## TEXTE FOURNI
......

Pour sortir de ce cercle, le cerveau doit alors être berné. L’idée de la marche virtuelle provient de la thérapie par le miroir utilisée depuis une vingtaine d’années en cas de douleurs fantômes après une amputation. À l’aide d’une marche simulée, le cerveau est gentiment amené vers la nouvelle réalité. Les patientes sont assises sur une chaise, mais se voient en train de marcher sur un grand écran. Leur haut du corps est filmé en direct et placé de manière réaliste sur des jambes dans une vidéo. Ainsi, une illusion qu’elles et ils peuvent de nouveau marcher se crée dans leur cerveau. « Notre hypothèse de travail est que cette marche visuelle est capable de corriger le décalage entre les ordres moteurs dispensés et les retours sensoriels », explique André Ljutow.
En effet, dans le cas de Marc Elmer, l’intensité des douleurs a diminué progressivement depuis le début de la thérapie. Les pics de douleurs ont disparu et les douleurs chroniques sont moins présentes. Soulagé, il explique qu’il peut de nouveau faire ses activités quotidiennes normalement, comme ses entraînements intensifs de parabadminton ou suivre sa nouvelle formation d’employé de commerce.
Partenariat avec la Haute école de Lucerne
Pour la marche virtuelle, les spécialistes de la douleur du Centre suisse des paraplégiques se sont inspiré-es du neuroscientifique Lorimer Moseley qui a fait de premières expériences à l’Université d’Oxford en 2007 à l’aide de simples projections de film.
À l’époque, son idée n’a pas pu être développée davantage en raison des moyens techniques restreints. Aujourd’hui, grâce aux progrès de la technologie informatique, les patient-es ont accès à des simulations beaucoup plus réalistes. Le médecin-chef André Ljutow part du principe que plus la marche visuelle ressemble à l’expérience réelle de la marche, meilleur sera son effet.
Ces connaissances technologiques proviennent de la Haute école de Lucerne qui est partenaire du projet. Les étudiant-es de l’Institut de technologies médicales développent le logiciel nécessaire pour les ordinateurs de commande sous la responsabilité du professeur Roger Abächerli. Une équipe interdisciplinaire travaille sur la correspondance minutieuse des différents plans image : l’arrière-plan, les jambes qui marchent, le corps de la personne touchée et la perspective. En outre, la chaise sur laquelle sont assis-es les patient-es bouge de manière identique au bassin de la personne dans la vidéo. Ainsi, les impulsions de mouvement renforcent encore davantage l’illusion et la perception du corps. Grâce à cette illusion, le cerveau est dirigé en douceur vers la situation d’une personne ayant une paralysie médullaire.

......

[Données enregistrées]
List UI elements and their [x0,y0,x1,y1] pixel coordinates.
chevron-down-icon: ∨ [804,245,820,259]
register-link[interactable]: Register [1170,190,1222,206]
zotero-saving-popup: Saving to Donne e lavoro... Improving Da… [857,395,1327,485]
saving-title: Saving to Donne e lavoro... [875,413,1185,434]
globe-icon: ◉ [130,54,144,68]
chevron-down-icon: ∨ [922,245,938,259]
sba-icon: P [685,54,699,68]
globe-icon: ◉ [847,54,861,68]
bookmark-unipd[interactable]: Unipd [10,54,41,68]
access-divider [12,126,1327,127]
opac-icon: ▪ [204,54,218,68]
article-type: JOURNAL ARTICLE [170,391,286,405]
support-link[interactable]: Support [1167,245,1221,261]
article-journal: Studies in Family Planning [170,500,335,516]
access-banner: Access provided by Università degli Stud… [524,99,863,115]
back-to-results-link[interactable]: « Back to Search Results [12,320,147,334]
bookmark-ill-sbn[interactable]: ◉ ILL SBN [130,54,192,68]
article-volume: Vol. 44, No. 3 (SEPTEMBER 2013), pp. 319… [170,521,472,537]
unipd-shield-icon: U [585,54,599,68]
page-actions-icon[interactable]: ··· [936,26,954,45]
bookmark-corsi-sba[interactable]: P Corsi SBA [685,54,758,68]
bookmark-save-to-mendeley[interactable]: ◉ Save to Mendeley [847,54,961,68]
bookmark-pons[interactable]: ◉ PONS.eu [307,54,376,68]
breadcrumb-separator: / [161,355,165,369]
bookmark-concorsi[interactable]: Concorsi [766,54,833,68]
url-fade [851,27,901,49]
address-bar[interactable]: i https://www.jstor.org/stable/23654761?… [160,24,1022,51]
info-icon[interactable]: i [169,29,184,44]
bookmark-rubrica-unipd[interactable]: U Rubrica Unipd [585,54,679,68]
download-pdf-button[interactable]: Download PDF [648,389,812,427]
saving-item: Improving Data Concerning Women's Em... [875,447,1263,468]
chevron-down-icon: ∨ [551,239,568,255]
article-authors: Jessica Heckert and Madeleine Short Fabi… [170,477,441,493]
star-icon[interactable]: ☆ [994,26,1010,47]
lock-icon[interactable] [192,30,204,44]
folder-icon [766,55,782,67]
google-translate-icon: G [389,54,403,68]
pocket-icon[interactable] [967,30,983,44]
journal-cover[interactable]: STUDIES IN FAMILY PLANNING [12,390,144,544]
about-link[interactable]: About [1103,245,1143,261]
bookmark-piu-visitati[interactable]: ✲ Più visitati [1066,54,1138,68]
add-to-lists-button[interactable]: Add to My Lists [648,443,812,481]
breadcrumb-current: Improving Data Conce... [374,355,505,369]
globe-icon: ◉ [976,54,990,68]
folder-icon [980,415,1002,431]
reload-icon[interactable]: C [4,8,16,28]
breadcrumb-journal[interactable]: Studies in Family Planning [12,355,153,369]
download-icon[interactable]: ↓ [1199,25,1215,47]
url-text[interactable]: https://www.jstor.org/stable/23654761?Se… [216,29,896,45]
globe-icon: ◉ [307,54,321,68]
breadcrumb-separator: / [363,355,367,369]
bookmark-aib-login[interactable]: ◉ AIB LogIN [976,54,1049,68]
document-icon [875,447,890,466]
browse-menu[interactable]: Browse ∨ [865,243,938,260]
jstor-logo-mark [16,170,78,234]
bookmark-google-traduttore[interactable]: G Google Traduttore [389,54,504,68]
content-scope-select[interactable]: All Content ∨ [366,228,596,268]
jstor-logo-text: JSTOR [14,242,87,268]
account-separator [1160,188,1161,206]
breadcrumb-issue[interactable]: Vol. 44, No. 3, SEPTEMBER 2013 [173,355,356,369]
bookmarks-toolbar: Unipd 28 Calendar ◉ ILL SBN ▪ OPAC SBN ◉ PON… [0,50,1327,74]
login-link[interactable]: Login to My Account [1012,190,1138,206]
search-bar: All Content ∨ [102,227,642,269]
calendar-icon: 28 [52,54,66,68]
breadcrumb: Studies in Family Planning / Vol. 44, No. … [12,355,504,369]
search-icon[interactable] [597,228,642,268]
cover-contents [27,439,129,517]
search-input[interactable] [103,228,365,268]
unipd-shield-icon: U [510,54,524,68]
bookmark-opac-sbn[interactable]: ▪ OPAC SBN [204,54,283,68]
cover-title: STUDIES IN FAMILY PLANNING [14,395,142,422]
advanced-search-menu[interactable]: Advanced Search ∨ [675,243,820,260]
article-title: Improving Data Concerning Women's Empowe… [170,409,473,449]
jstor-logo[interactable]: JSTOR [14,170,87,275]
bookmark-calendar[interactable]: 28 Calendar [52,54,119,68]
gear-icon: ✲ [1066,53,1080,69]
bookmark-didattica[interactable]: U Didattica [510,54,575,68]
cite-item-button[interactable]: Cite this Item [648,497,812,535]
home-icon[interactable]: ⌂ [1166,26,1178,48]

......

## CONSIGNE
Citez, s'il vous plaît, tout le passage du texte sur la marche virtuelle qui va de « Pour sortir de » jusqu'à « explique André Ljutow. ».

## CORRIGÉ
Pour sortir de ce cercle, le cerveau doit alors être berné. L’idée de la marche virtuelle provient de la thérapie par le miroir utilisée depuis une vingtaine d’années en cas de douleurs fantômes après une amputation. À l’aide d’une marche simulée, le cerveau est gentiment amené vers la nouvelle réalité. Les patientes sont assises sur une chaise, mais se voient en train de marcher sur un grand écran. Leur haut du corps est filmé en direct et placé de manière réaliste sur des jambes dans une vidéo. Ainsi, une illusion qu’elles et ils peuvent de nouveau marcher se crée dans leur cerveau. « Notre hypothèse de travail est que cette marche visuelle est capable de corriger le décalage entre les ordres moteurs dispensés et les retours sensoriels », explique André Ljutow.